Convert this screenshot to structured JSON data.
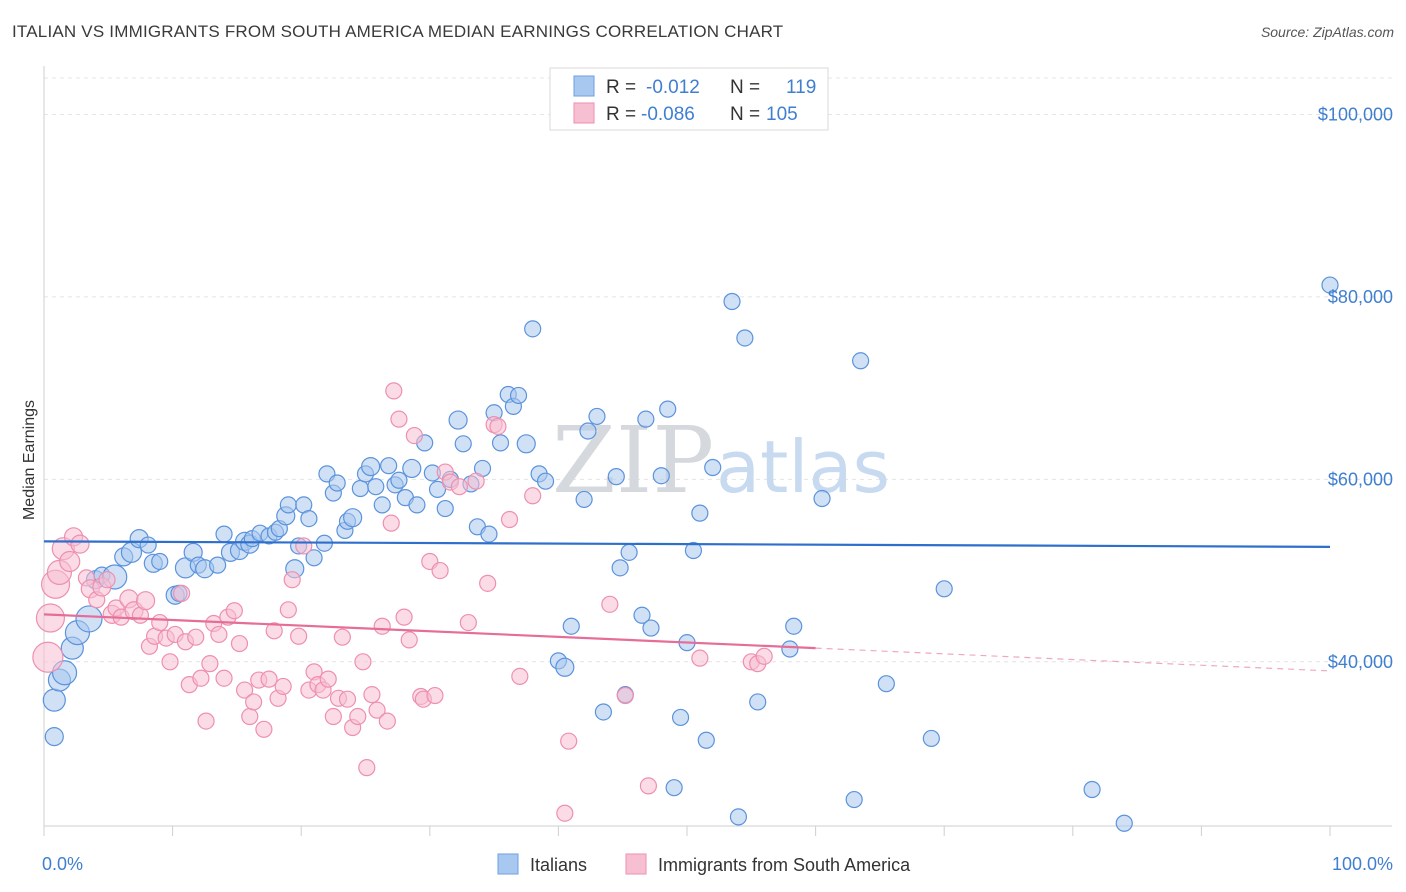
{
  "title": "ITALIAN VS IMMIGRANTS FROM SOUTH AMERICA MEDIAN EARNINGS CORRELATION CHART",
  "source": "Source: ZipAtlas.com",
  "watermark": {
    "part1": "ZIP",
    "part2": "atlas"
  },
  "legend": {
    "rows": [
      {
        "r_label": "R =",
        "r_value": "-0.012",
        "n_label": "N =",
        "n_value": "119",
        "color": "#a9c8ef",
        "stroke": "#6d9fe0"
      },
      {
        "r_label": "R =",
        "r_value": "-0.086",
        "n_label": "N =",
        "n_value": "105",
        "color": "#f7c0d2",
        "stroke": "#ee8fb0"
      }
    ]
  },
  "chart_data": {
    "type": "scatter",
    "ylabel": "Median Earnings",
    "xlim": [
      0,
      100
    ],
    "ylim": [
      22000,
      104000
    ],
    "y_ticks": [
      {
        "value": 40000,
        "label": "$40,000"
      },
      {
        "value": 60000,
        "label": "$60,000"
      },
      {
        "value": 80000,
        "label": "$80,000"
      },
      {
        "value": 100000,
        "label": "$100,000"
      }
    ],
    "x_tick_labels": [
      {
        "value": 0,
        "label": "0.0%"
      },
      {
        "value": 100,
        "label": "100.0%"
      }
    ],
    "series": [
      {
        "name": "Italians",
        "fill": "#a9c8ef",
        "stroke": "#5b93dc",
        "trend": {
          "x0": 0,
          "y0": 53200,
          "x1": 100,
          "y1": 52600,
          "color": "#2f6fcc"
        },
        "points": [
          [
            0.8,
            35800,
            11
          ],
          [
            0.8,
            31800,
            9
          ],
          [
            1.2,
            38000,
            11
          ],
          [
            1.6,
            38800,
            12
          ],
          [
            2.2,
            41500,
            11
          ],
          [
            2.6,
            43200,
            12
          ],
          [
            3.5,
            44700,
            13
          ],
          [
            4.0,
            49000,
            9
          ],
          [
            4.5,
            49500,
            8
          ],
          [
            5.5,
            49300,
            12
          ],
          [
            6.2,
            51500,
            9
          ],
          [
            6.8,
            52000,
            10
          ],
          [
            7.4,
            53500,
            9
          ],
          [
            8.1,
            52800,
            8
          ],
          [
            8.5,
            50800,
            9
          ],
          [
            9.0,
            51000,
            8
          ],
          [
            10.2,
            47300,
            9
          ],
          [
            10.5,
            47500,
            8
          ],
          [
            11.0,
            50300,
            10
          ],
          [
            11.6,
            52000,
            9
          ],
          [
            12.0,
            50600,
            8
          ],
          [
            12.5,
            50200,
            9
          ],
          [
            13.5,
            50600,
            8
          ],
          [
            14.0,
            54000,
            8
          ],
          [
            14.5,
            52000,
            9
          ],
          [
            15.2,
            52200,
            9
          ],
          [
            15.6,
            53200,
            9
          ],
          [
            16.0,
            52900,
            9
          ],
          [
            16.2,
            53500,
            8
          ],
          [
            16.8,
            54100,
            8
          ],
          [
            17.5,
            53800,
            8
          ],
          [
            18.0,
            54200,
            8
          ],
          [
            18.3,
            54600,
            8
          ],
          [
            18.8,
            56000,
            9
          ],
          [
            19.0,
            57200,
            8
          ],
          [
            19.5,
            50200,
            9
          ],
          [
            19.8,
            52700,
            8
          ],
          [
            20.2,
            57200,
            8
          ],
          [
            20.6,
            55700,
            8
          ],
          [
            21.0,
            51400,
            8
          ],
          [
            21.8,
            53000,
            8
          ],
          [
            22.0,
            60600,
            8
          ],
          [
            22.5,
            58500,
            8
          ],
          [
            22.8,
            59600,
            8
          ],
          [
            23.4,
            54400,
            8
          ],
          [
            23.6,
            55400,
            8
          ],
          [
            24.0,
            55800,
            9
          ],
          [
            24.6,
            59000,
            8
          ],
          [
            25.0,
            60600,
            8
          ],
          [
            25.4,
            61400,
            9
          ],
          [
            25.8,
            59200,
            8
          ],
          [
            26.3,
            57200,
            8
          ],
          [
            26.8,
            61500,
            8
          ],
          [
            27.3,
            59400,
            8
          ],
          [
            27.6,
            59900,
            8
          ],
          [
            28.1,
            58000,
            8
          ],
          [
            28.6,
            61200,
            9
          ],
          [
            29.0,
            57200,
            8
          ],
          [
            29.6,
            64000,
            8
          ],
          [
            30.2,
            60700,
            8
          ],
          [
            30.6,
            58900,
            8
          ],
          [
            31.2,
            56800,
            8
          ],
          [
            31.6,
            60000,
            8
          ],
          [
            32.2,
            66500,
            9
          ],
          [
            32.6,
            63900,
            8
          ],
          [
            33.2,
            59500,
            8
          ],
          [
            33.7,
            54800,
            8
          ],
          [
            34.1,
            61200,
            8
          ],
          [
            34.6,
            54000,
            8
          ],
          [
            35.0,
            67300,
            8
          ],
          [
            35.5,
            64000,
            8
          ],
          [
            36.1,
            69300,
            8
          ],
          [
            36.5,
            68000,
            8
          ],
          [
            36.9,
            69200,
            8
          ],
          [
            37.5,
            63900,
            9
          ],
          [
            38.0,
            76500,
            8
          ],
          [
            38.5,
            60600,
            8
          ],
          [
            39.0,
            59800,
            8
          ],
          [
            40.0,
            40100,
            8
          ],
          [
            40.5,
            39400,
            9
          ],
          [
            41.0,
            43900,
            8
          ],
          [
            42.0,
            57800,
            8
          ],
          [
            42.3,
            65300,
            8
          ],
          [
            43.0,
            66900,
            8
          ],
          [
            43.5,
            34500,
            8
          ],
          [
            44.5,
            60300,
            8
          ],
          [
            44.8,
            50300,
            8
          ],
          [
            45.2,
            36400,
            8
          ],
          [
            45.5,
            52000,
            8
          ],
          [
            46.5,
            45100,
            8
          ],
          [
            46.8,
            66600,
            8
          ],
          [
            47.2,
            43700,
            8
          ],
          [
            48.0,
            60400,
            8
          ],
          [
            48.5,
            67700,
            8
          ],
          [
            49.0,
            26200,
            8
          ],
          [
            49.5,
            33900,
            8
          ],
          [
            50.0,
            42100,
            8
          ],
          [
            50.5,
            52200,
            8
          ],
          [
            51.0,
            56300,
            8
          ],
          [
            51.5,
            31400,
            8
          ],
          [
            52.0,
            61300,
            8
          ],
          [
            53.5,
            79500,
            8
          ],
          [
            54.0,
            23000,
            8
          ],
          [
            54.5,
            75500,
            8
          ],
          [
            55.5,
            35600,
            8
          ],
          [
            58.0,
            41400,
            8
          ],
          [
            58.3,
            43900,
            8
          ],
          [
            60.5,
            57900,
            8
          ],
          [
            63.0,
            24900,
            8
          ],
          [
            63.5,
            73000,
            8
          ],
          [
            65.5,
            37600,
            8
          ],
          [
            70.0,
            48000,
            8
          ],
          [
            69.0,
            31600,
            8
          ],
          [
            81.5,
            26000,
            8
          ],
          [
            84.0,
            22300,
            8
          ],
          [
            100.0,
            81300,
            8
          ]
        ]
      },
      {
        "name": "Immigrants from South America",
        "fill": "#f7c0d2",
        "stroke": "#ee8fb0",
        "trend": {
          "x0": 0,
          "y0": 45200,
          "x1": 60,
          "y1": 41500,
          "color": "#e56d98"
        },
        "trend_dashed": {
          "x0": 60,
          "y0": 41500,
          "x1": 100,
          "y1": 39000
        },
        "points": [
          [
            0.3,
            40500,
            15
          ],
          [
            0.5,
            44800,
            14
          ],
          [
            0.9,
            48500,
            14
          ],
          [
            1.2,
            49800,
            12
          ],
          [
            1.5,
            52400,
            11
          ],
          [
            2.0,
            51000,
            10
          ],
          [
            2.3,
            53700,
            9
          ],
          [
            2.8,
            52900,
            9
          ],
          [
            3.3,
            49200,
            8
          ],
          [
            3.6,
            48000,
            9
          ],
          [
            4.1,
            46800,
            8
          ],
          [
            4.5,
            48200,
            9
          ],
          [
            4.9,
            49000,
            8
          ],
          [
            5.3,
            45200,
            9
          ],
          [
            5.6,
            45900,
            8
          ],
          [
            6.0,
            44900,
            8
          ],
          [
            6.6,
            46900,
            9
          ],
          [
            7.0,
            45600,
            9
          ],
          [
            7.5,
            45100,
            8
          ],
          [
            7.9,
            46700,
            9
          ],
          [
            8.2,
            41700,
            8
          ],
          [
            8.6,
            42800,
            8
          ],
          [
            9.0,
            44300,
            8
          ],
          [
            9.5,
            42600,
            8
          ],
          [
            9.8,
            40000,
            8
          ],
          [
            10.2,
            43000,
            8
          ],
          [
            10.7,
            47500,
            8
          ],
          [
            11.0,
            42200,
            8
          ],
          [
            11.3,
            37500,
            8
          ],
          [
            11.8,
            42700,
            8
          ],
          [
            12.2,
            38200,
            8
          ],
          [
            12.6,
            33500,
            8
          ],
          [
            12.9,
            39800,
            8
          ],
          [
            13.2,
            44200,
            8
          ],
          [
            13.6,
            43000,
            8
          ],
          [
            14.0,
            38200,
            8
          ],
          [
            14.3,
            44900,
            8
          ],
          [
            14.8,
            45600,
            8
          ],
          [
            15.2,
            42000,
            8
          ],
          [
            15.6,
            36900,
            8
          ],
          [
            16.0,
            34000,
            8
          ],
          [
            16.3,
            35600,
            8
          ],
          [
            16.7,
            38000,
            8
          ],
          [
            17.1,
            32600,
            8
          ],
          [
            17.5,
            38100,
            8
          ],
          [
            17.9,
            43400,
            8
          ],
          [
            18.2,
            36000,
            8
          ],
          [
            18.6,
            37300,
            8
          ],
          [
            19.0,
            45700,
            8
          ],
          [
            19.3,
            49000,
            8
          ],
          [
            19.8,
            42800,
            8
          ],
          [
            20.2,
            52700,
            8
          ],
          [
            20.6,
            36900,
            8
          ],
          [
            21.0,
            38900,
            8
          ],
          [
            21.3,
            37500,
            8
          ],
          [
            21.7,
            36900,
            8
          ],
          [
            22.1,
            38100,
            8
          ],
          [
            22.5,
            34000,
            8
          ],
          [
            22.9,
            36000,
            8
          ],
          [
            23.2,
            42700,
            8
          ],
          [
            23.6,
            35900,
            8
          ],
          [
            24.0,
            32800,
            8
          ],
          [
            24.4,
            34000,
            8
          ],
          [
            24.8,
            40000,
            8
          ],
          [
            25.1,
            28400,
            8
          ],
          [
            25.5,
            36400,
            8
          ],
          [
            25.9,
            34700,
            8
          ],
          [
            26.3,
            43900,
            8
          ],
          [
            26.7,
            33500,
            8
          ],
          [
            27.0,
            55200,
            8
          ],
          [
            27.2,
            69700,
            8
          ],
          [
            27.6,
            66600,
            8
          ],
          [
            28.0,
            44900,
            8
          ],
          [
            28.4,
            42400,
            8
          ],
          [
            28.8,
            64800,
            8
          ],
          [
            29.3,
            36200,
            8
          ],
          [
            29.5,
            35900,
            8
          ],
          [
            30.0,
            51000,
            8
          ],
          [
            30.4,
            36300,
            8
          ],
          [
            30.8,
            50000,
            8
          ],
          [
            31.2,
            60800,
            8
          ],
          [
            31.6,
            59700,
            8
          ],
          [
            32.3,
            59200,
            8
          ],
          [
            33.0,
            44300,
            8
          ],
          [
            33.6,
            59800,
            8
          ],
          [
            34.5,
            48600,
            8
          ],
          [
            35.0,
            66000,
            8
          ],
          [
            35.3,
            65800,
            8
          ],
          [
            36.2,
            55600,
            8
          ],
          [
            37.0,
            38400,
            8
          ],
          [
            38.0,
            58200,
            8
          ],
          [
            40.5,
            23400,
            8
          ],
          [
            40.8,
            31300,
            8
          ],
          [
            44.0,
            46300,
            8
          ],
          [
            45.2,
            36300,
            8
          ],
          [
            47.0,
            26400,
            8
          ],
          [
            51.0,
            40400,
            8
          ],
          [
            55.0,
            40000,
            8
          ],
          [
            55.5,
            39800,
            8
          ],
          [
            56.0,
            40600,
            8
          ]
        ]
      }
    ]
  },
  "bottom_legend": [
    {
      "label": "Italians",
      "fill": "#a9c8ef",
      "stroke": "#6d9fe0"
    },
    {
      "label": "Immigrants from South America",
      "fill": "#f7c0d2",
      "stroke": "#ee8fb0"
    }
  ]
}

Task brief: Your task is to gather every line with the word "stroke" and copy it.

Exercise answer:
        "stroke": "#6d9fe0"
        "stroke": "#ee8fb0"
        "stroke": "#5b93dc",
        "stroke": "#ee8fb0",
      "stroke": "#6d9fe0"
      "stroke": "#ee8fb0"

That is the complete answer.